INSTRUCTIONS TO FOLLOW: Locate the line containing "OCR this image." in the material below; repeat it and every line after it, exactly as written.

[Rows from a dataset]
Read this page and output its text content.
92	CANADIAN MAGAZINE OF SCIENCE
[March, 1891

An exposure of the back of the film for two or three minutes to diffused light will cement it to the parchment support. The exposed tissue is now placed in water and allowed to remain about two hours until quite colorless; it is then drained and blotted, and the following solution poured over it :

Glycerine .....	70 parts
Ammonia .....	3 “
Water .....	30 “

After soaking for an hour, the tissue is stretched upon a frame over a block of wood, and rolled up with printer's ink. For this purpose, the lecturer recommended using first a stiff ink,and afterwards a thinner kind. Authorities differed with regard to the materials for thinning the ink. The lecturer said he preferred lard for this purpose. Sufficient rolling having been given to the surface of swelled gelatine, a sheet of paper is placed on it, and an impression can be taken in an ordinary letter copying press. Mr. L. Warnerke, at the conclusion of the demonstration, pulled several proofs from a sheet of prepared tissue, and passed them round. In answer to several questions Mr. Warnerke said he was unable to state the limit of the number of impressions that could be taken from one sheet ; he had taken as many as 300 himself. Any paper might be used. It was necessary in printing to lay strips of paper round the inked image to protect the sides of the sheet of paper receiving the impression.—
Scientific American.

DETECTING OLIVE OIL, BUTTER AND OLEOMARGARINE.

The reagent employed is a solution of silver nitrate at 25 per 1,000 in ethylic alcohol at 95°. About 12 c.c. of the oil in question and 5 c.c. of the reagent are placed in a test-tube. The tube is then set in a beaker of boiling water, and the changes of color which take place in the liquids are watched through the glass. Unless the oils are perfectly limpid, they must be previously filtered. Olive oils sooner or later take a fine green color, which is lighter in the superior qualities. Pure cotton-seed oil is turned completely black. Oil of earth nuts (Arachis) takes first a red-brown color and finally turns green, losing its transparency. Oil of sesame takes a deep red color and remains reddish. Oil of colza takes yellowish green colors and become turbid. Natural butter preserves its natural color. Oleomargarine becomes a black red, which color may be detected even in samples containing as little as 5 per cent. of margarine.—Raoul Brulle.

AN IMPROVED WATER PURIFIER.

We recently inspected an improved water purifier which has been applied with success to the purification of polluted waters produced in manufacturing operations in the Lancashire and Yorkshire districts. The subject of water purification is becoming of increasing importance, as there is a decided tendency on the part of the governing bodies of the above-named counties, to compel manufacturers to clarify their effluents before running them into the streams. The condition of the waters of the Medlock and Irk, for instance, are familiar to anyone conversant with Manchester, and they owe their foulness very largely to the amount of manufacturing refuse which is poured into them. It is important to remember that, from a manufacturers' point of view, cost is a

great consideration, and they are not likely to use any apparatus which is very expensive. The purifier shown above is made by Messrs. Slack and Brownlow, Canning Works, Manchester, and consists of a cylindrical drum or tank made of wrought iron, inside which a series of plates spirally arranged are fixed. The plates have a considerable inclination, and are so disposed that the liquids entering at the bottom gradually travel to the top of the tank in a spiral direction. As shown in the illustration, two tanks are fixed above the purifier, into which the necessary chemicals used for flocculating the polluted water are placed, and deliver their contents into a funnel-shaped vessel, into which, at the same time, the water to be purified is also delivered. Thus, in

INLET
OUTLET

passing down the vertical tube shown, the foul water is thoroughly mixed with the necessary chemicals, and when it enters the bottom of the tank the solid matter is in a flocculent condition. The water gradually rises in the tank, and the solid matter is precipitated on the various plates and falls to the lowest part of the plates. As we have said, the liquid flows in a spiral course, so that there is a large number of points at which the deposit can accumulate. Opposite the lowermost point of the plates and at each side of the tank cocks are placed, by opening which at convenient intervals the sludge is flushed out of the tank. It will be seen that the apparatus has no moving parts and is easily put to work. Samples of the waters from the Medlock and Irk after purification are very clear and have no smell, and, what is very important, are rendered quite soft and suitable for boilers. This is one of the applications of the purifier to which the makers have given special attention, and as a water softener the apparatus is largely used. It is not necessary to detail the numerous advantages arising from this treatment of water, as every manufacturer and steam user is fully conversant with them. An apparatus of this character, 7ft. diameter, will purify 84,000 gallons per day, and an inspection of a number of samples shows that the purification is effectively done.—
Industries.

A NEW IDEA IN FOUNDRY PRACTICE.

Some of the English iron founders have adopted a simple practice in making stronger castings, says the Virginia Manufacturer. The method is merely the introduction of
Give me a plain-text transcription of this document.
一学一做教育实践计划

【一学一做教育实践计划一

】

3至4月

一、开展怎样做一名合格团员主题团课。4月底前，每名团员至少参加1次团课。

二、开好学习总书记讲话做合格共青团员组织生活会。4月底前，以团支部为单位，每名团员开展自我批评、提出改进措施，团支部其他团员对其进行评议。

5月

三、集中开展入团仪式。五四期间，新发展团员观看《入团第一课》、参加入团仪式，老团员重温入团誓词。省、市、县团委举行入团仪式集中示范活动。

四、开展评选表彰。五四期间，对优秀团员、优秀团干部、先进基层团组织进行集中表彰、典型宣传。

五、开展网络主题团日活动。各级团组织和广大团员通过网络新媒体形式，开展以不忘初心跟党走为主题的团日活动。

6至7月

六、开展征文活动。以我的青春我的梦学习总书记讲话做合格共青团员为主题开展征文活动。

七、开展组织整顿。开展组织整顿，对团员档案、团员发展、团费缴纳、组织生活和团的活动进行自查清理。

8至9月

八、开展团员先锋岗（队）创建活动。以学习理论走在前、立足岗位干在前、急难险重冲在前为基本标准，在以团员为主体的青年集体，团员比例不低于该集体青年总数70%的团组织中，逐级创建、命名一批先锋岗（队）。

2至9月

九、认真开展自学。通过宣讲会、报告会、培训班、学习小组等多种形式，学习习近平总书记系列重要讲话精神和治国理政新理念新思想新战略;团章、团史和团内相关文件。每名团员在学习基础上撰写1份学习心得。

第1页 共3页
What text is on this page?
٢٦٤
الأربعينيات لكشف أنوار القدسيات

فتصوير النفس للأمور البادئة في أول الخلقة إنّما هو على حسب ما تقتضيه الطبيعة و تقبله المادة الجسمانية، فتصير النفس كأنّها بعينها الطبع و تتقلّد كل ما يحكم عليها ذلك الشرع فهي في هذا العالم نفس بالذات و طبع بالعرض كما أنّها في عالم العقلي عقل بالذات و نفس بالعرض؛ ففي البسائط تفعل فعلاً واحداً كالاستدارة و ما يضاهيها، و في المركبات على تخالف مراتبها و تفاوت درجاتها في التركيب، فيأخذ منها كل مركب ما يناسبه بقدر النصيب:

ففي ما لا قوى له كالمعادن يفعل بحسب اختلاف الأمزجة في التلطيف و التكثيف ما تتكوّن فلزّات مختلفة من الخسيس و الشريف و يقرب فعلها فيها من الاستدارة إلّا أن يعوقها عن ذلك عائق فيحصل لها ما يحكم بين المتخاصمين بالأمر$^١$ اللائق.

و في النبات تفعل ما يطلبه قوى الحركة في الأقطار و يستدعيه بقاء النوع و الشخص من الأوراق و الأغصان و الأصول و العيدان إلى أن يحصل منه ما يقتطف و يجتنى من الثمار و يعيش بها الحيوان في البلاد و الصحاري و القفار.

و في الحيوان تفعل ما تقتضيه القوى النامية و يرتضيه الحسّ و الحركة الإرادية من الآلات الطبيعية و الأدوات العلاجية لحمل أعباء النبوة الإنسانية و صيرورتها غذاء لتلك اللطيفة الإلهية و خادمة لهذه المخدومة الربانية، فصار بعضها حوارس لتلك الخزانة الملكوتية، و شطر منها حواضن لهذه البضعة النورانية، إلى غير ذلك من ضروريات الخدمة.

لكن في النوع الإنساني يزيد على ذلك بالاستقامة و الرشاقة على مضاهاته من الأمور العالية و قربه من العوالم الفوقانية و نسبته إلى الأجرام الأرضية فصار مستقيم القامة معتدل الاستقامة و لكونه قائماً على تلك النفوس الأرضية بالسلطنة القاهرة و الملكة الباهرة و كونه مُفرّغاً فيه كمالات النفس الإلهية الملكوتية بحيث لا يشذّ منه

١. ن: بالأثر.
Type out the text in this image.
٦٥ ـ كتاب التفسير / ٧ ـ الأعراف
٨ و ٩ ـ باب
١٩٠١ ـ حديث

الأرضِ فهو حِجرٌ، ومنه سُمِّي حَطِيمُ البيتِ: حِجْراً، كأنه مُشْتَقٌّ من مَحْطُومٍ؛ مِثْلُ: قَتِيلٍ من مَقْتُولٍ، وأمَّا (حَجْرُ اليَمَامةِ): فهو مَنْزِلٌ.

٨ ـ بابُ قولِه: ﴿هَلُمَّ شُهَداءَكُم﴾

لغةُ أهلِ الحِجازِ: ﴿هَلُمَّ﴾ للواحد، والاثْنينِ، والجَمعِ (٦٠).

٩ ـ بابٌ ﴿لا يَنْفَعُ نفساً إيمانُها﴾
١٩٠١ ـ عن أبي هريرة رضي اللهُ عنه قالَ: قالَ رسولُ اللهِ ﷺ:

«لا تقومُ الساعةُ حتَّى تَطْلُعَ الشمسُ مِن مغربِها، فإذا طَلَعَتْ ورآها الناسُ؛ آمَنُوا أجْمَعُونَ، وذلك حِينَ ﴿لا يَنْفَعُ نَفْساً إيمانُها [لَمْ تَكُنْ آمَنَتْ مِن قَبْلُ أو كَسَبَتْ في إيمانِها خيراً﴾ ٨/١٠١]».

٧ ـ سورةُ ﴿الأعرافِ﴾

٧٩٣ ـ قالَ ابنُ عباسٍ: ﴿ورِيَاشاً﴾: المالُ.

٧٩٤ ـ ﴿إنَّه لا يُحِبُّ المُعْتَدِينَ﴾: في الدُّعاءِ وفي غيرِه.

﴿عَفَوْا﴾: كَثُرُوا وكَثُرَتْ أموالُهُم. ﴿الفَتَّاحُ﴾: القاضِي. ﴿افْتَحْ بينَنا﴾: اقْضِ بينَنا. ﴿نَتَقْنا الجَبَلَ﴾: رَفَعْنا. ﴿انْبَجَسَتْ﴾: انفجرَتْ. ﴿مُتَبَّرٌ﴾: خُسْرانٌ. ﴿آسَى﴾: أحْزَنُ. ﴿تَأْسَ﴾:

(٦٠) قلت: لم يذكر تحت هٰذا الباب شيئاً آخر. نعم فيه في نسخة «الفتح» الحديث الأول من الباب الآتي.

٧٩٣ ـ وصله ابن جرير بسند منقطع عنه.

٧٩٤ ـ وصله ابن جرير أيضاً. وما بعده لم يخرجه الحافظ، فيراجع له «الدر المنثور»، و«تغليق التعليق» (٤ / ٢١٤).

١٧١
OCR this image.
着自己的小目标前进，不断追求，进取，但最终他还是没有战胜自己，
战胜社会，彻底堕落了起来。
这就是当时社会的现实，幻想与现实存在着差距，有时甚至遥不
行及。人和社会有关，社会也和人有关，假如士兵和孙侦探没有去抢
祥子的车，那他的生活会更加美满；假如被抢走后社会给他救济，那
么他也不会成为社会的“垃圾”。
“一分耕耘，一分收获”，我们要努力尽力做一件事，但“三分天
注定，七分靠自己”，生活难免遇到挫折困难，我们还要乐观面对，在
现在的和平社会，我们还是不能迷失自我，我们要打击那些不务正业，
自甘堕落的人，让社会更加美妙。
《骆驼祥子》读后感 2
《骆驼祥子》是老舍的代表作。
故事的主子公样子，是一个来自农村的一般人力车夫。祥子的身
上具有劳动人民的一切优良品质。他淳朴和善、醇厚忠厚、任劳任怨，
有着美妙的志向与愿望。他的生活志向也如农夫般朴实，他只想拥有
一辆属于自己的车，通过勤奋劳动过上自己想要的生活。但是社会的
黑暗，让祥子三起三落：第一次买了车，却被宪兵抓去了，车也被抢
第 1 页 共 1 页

WRITTEN RESPONSE:
OCR this image.
着自己的小目标前进，不断追求，进取，但最终他还是没有战胜自己，
战胜社会，彻底堕落了起来。
这就是当时社会的现实，幻想与现实存在着差距，有时甚至遥不
行及。人和社会有关，社会也和人有关，假如士兵和孙侦探没有去抢
祥子的车，那他的生活会更加美满；假如被抢走后社会给他救济，那
么他也不会成为社会的“垃圾”。
“一分耕耘，一分收获”，我们要努力尽力做一件事，但“三分天
注定，七分靠自己”，生活难免遇到挫折困难，我们还要乐观面对，在
现在的和平社会，我们还是不能迷失自我，我们要打击那些不务正业，
自甘堕落的人，让社会更加美妙。
《骆驼祥子》读后感 2
《骆驼祥子》是老舍的代表作。
故事的主子公样子，是一个来自农村的一般人力车夫。祥子的身
上具有劳动人民的一切优良品质。他淳朴和善、醇厚忠厚、任劳任怨，
有着美妙的志向与愿望。他的生活志向也如农夫般朴实，他只想拥有
一辆属于自己的车，通过勤奋劳动过上自己想要的生活。但是社会的
黑暗，让祥子三起三落：第一次买了车，却被宪兵抓去了，车也被抢
第 1 页 共 1 页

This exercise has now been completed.